- _Task goal_:
In the material below, find each line holding the string "text" and copy it.

- _Extracted material_:

────────────────────

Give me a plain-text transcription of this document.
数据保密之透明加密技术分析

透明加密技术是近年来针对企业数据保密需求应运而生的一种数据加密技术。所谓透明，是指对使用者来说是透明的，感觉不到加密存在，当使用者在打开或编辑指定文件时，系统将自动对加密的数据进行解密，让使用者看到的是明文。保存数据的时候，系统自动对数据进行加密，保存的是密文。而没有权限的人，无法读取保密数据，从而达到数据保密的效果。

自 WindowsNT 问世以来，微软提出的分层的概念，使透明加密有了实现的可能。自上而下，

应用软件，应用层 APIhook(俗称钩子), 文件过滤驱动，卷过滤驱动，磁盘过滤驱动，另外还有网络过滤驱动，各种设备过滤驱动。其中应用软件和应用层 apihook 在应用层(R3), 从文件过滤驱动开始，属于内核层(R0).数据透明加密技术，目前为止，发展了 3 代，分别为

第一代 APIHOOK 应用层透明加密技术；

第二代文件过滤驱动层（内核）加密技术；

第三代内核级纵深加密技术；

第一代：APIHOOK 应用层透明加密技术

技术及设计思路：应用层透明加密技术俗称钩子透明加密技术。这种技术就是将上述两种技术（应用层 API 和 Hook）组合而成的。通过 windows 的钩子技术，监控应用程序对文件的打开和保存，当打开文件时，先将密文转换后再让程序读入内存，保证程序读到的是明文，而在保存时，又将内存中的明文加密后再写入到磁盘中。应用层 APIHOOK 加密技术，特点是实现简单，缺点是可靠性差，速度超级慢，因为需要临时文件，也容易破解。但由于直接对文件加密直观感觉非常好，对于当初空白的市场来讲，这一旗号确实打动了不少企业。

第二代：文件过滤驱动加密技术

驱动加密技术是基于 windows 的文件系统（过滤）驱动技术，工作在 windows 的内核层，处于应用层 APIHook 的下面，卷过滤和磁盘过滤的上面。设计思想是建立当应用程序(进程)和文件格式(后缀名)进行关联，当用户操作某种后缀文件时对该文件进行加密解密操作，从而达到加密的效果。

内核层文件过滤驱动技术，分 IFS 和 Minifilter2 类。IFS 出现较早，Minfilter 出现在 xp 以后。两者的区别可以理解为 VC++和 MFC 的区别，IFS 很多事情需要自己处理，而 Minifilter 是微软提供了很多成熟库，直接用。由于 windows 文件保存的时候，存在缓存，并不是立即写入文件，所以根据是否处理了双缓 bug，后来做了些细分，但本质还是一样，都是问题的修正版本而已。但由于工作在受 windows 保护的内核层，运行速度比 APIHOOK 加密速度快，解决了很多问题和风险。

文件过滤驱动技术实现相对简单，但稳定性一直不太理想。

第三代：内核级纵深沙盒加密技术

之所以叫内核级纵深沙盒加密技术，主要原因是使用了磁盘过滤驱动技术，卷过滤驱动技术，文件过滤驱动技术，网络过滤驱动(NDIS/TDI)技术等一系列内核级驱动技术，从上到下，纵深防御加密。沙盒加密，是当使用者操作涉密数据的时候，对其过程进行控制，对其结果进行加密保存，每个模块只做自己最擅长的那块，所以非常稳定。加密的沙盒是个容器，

────────────────────

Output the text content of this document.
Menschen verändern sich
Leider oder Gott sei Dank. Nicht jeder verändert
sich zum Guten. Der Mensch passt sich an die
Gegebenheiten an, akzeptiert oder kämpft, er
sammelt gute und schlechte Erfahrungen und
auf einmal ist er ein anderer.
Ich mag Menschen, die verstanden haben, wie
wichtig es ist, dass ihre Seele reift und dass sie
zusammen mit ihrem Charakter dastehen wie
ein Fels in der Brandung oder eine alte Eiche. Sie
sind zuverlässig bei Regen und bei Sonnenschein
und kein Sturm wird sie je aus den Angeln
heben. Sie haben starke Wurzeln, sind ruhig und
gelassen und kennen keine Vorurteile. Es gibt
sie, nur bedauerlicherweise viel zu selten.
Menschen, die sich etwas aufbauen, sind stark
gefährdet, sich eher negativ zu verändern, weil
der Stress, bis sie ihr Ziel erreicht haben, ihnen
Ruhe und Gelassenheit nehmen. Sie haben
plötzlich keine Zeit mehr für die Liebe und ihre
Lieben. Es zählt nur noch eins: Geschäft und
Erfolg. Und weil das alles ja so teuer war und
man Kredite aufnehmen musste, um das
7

────────────────────

- _Task solution_:
Give me a plain-text transcription of this document.
Output the text content of this document.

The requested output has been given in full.